■ What is required: Repeat the data word for word. Do not include the pictures.

******************************

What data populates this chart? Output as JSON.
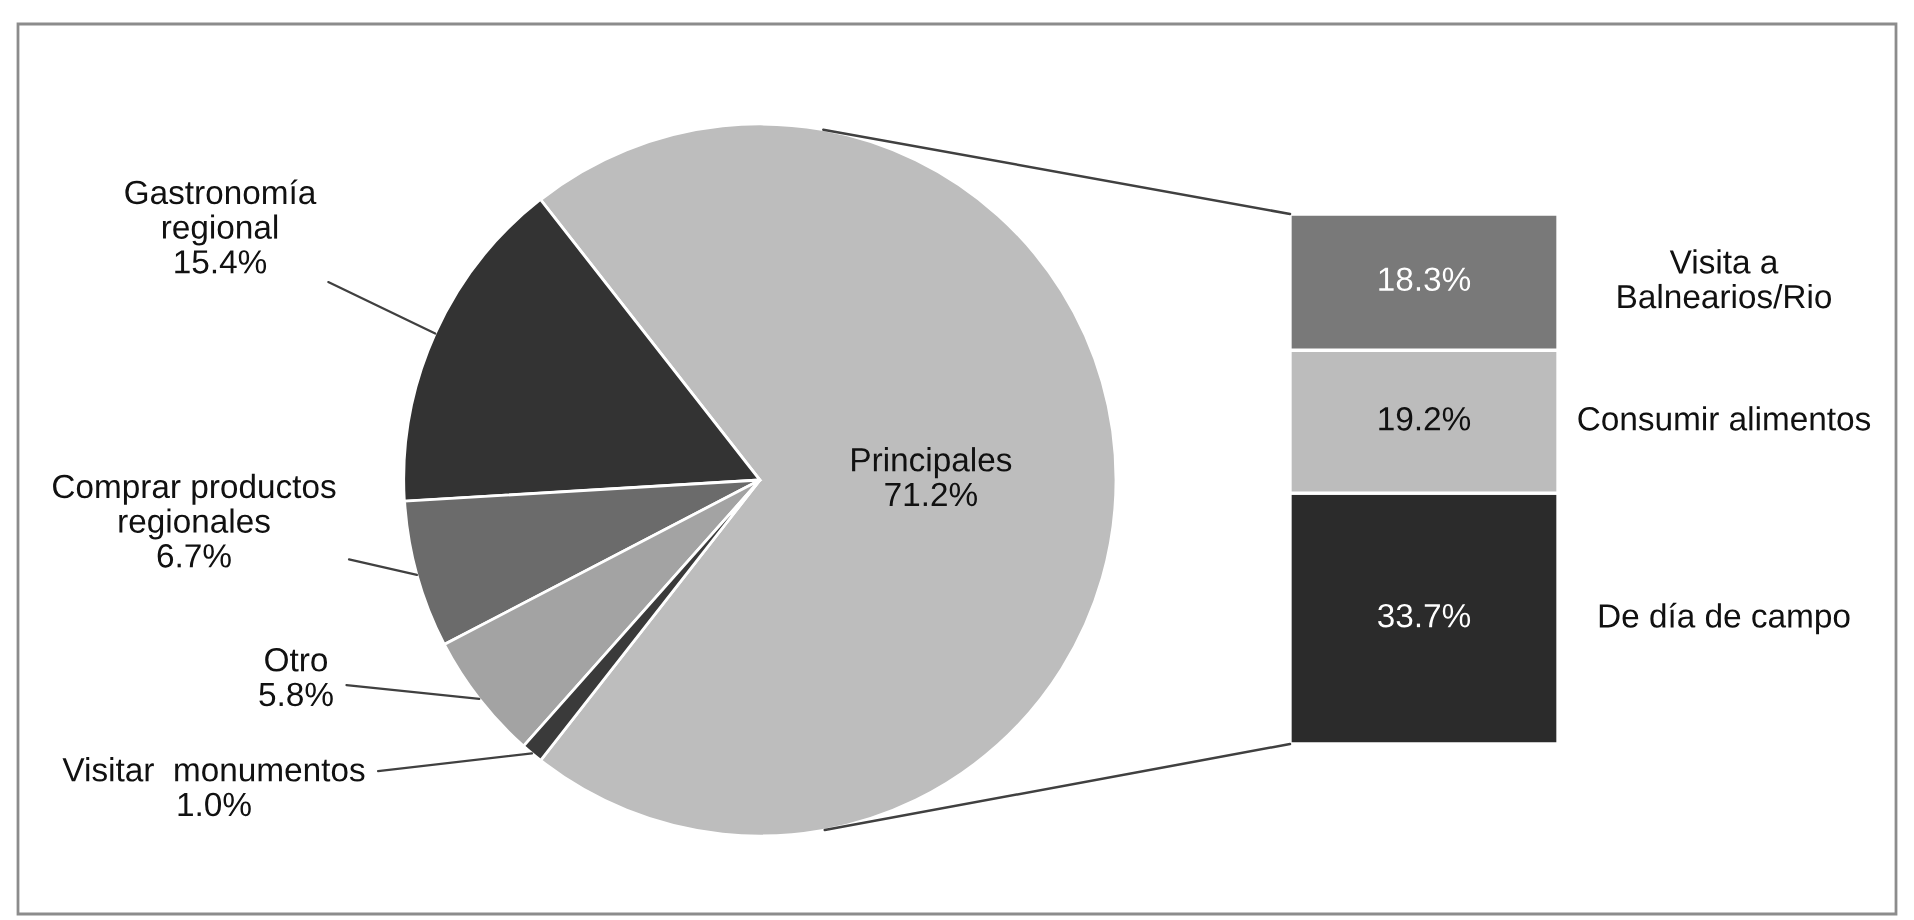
{
  "chart_data": [
    {
      "type": "pie",
      "categories": [
        "Principales",
        "Gastronomía regional",
        "Comprar productos regionales",
        "Otro",
        "Visitar  monumentos"
      ],
      "values": [
        71.2,
        15.4,
        6.7,
        5.8,
        1.0
      ],
      "colors": [
        "#bdbdbd",
        "#333333",
        "#6b6b6b",
        "#a3a3a3",
        "#3a3a3a"
      ],
      "value_labels": [
        "71.2%",
        "15.4%",
        "6.7%",
        "5.8%",
        "1.0%"
      ]
    },
    {
      "type": "bar",
      "stacked": true,
      "categories": [
        null
      ],
      "series": [
        {
          "name": "De día de campo",
          "color": "#2b2b2b",
          "values": [
            33.7
          ],
          "value_labels": [
            "33.7%"
          ]
        },
        {
          "name": "Consumir alimentos",
          "color": "#bcbcbc",
          "values": [
            19.2
          ],
          "value_labels": [
            "19.2%"
          ]
        },
        {
          "name": "Visita a Balnearios/Rio",
          "color": "#797979",
          "values": [
            18.3
          ],
          "value_labels": [
            "18.3%"
          ]
        }
      ]
    }
  ]
}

******************************

■ Answer to this exercise:
What data populates this chart? Output as JSON.
{
  "chart_data": [
    {
      "type": "pie",
      "categories": [
        "Principales",
        "Gastronomía regional",
        "Comprar productos regionales",
        "Otro",
        "Visitar  monumentos"
      ],
      "values": [
        71.2,
        15.4,
        6.7,
        5.8,
        1.0
      ],
      "colors": [
        "#bdbdbd",
        "#333333",
        "#6b6b6b",
        "#a3a3a3",
        "#3a3a3a"
      ],
      "value_labels": [
        "71.2%",
        "15.4%",
        "6.7%",
        "5.8%",
        "1.0%"
      ]
    },
    {
      "type": "bar",
      "stacked": true,
      "categories": [
        null
      ],
      "series": [
        {
          "name": "De día de campo",
          "color": "#2b2b2b",
          "values": [
            33.7
          ],
          "value_labels": [
            "33.7%"
          ]
        },
        {
          "name": "Consumir alimentos",
          "color": "#bcbcbc",
          "values": [
            19.2
          ],
          "value_labels": [
            "19.2%"
          ]
        },
        {
          "name": "Visita a Balnearios/Rio",
          "color": "#797979",
          "values": [
            18.3
          ],
          "value_labels": [
            "18.3%"
          ]
        }
      ]
    }
  ]
}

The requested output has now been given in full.